__Given instruction__: Leaving the pictures aside, transcribe every line below exactly.

[Stored records]
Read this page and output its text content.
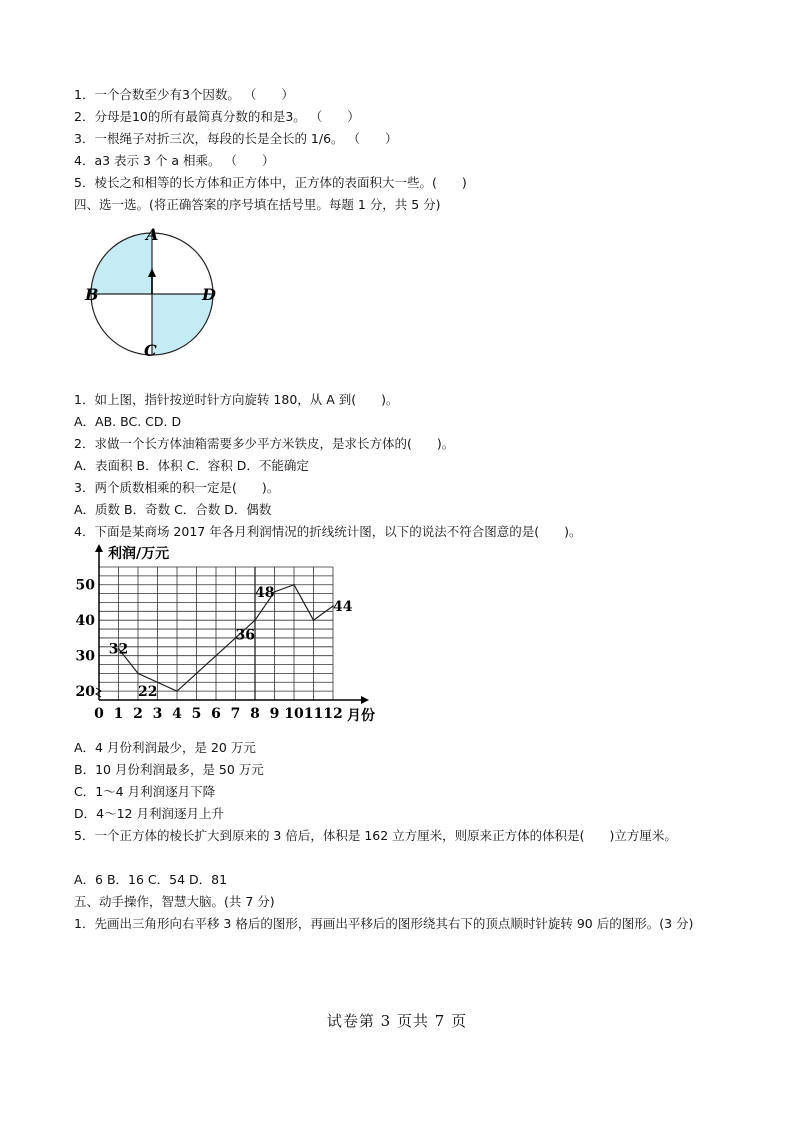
1．一个合数至少有3个因数。 （　　）
2．分母是10的所有最简真分数的和是3。 （　　）
3．一根绳子对折三次，每段的长是全长的 1/6。 （　　）
4．a3 表示 3 个 a 相乘。 （　　）
5．棱长之和相等的长方体和正方体中，正方体的表面积大一些。(　　)
四、选一选。(将正确答案的序号填在括号里。每题 1 分，共 5 分)
A
B	D
C
1．如上图，指针按逆时针方向旋转 180，从 A 到(　　)。
A．AB. BC. CD. D
2．求做一个长方体油箱需要多少平方米铁皮，是求长方体的(　　)。
A．表面积 B．体积 C．容积 D．不能确定
3．两个质数相乘的积一定是(　　)。
A．质数 B．奇数 C．合数 D．偶数
4．下面是某商场 2017 年各月利润情况的折线统计图，以下的说法不符合图意的是(　　)。
0 1 2 3 4 5 6 7 8 9 10 11 12
20
30
40
50
32
22
36
48
44
利润/万元
月份
A．4 月份利润最少，是 20 万元
B．10 月份利润最多，是 50 万元
C．1～4 月利润逐月下降
D．4～12 月利润逐月上升
5．一个正方体的棱长扩大到原来的 3 倍后，体积是 162 立方厘米，则原来正方体的体积是(　　)立方厘米。
A．6 B．16 C．54 D．81
五、动手操作，智慧大脑。(共 7 分)
1．先画出三角形向右平移 3 格后的图形，再画出平移后的图形绕其右下的顶点顺时针旋转 90 后的图形。(3 分)
试卷第 3 页共 7 页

__Solution for this task__:
Read this page and output its text content.
1．一个合数至少有3个因数。 （　　）
2．分母是10的所有最简真分数的和是3。 （　　）
3．一根绳子对折三次，每段的长是全长的 1/6。 （　　）
4．a3 表示 3 个 a 相乘。 （　　）
5．棱长之和相等的长方体和正方体中，正方体的表面积大一些。(　　)
四、选一选。(将正确答案的序号填在括号里。每题 1 分，共 5 分)
A
B	D
C
1．如上图，指针按逆时针方向旋转 180，从 A 到(　　)。
A．AB. BC. CD. D
2．求做一个长方体油箱需要多少平方米铁皮，是求长方体的(　　)。
A．表面积 B．体积 C．容积 D．不能确定
3．两个质数相乘的积一定是(　　)。
A．质数 B．奇数 C．合数 D．偶数
4．下面是某商场 2017 年各月利润情况的折线统计图，以下的说法不符合图意的是(　　)。
0 1 2 3 4 5 6 7 8 9 10 11 12
20
30
40
50
32
22
36
48
44
利润/万元
月份
A．4 月份利润最少，是 20 万元
B．10 月份利润最多，是 50 万元
C．1～4 月利润逐月下降
D．4～12 月利润逐月上升
5．一个正方体的棱长扩大到原来的 3 倍后，体积是 162 立方厘米，则原来正方体的体积是(　　)立方厘米。
A．6 B．16 C．54 D．81
五、动手操作，智慧大脑。(共 7 分)
1．先画出三角形向右平移 3 格后的图形，再画出平移后的图形绕其右下的顶点顺时针旋转 90 后的图形。(3 分)
试卷第 3 页共 7 页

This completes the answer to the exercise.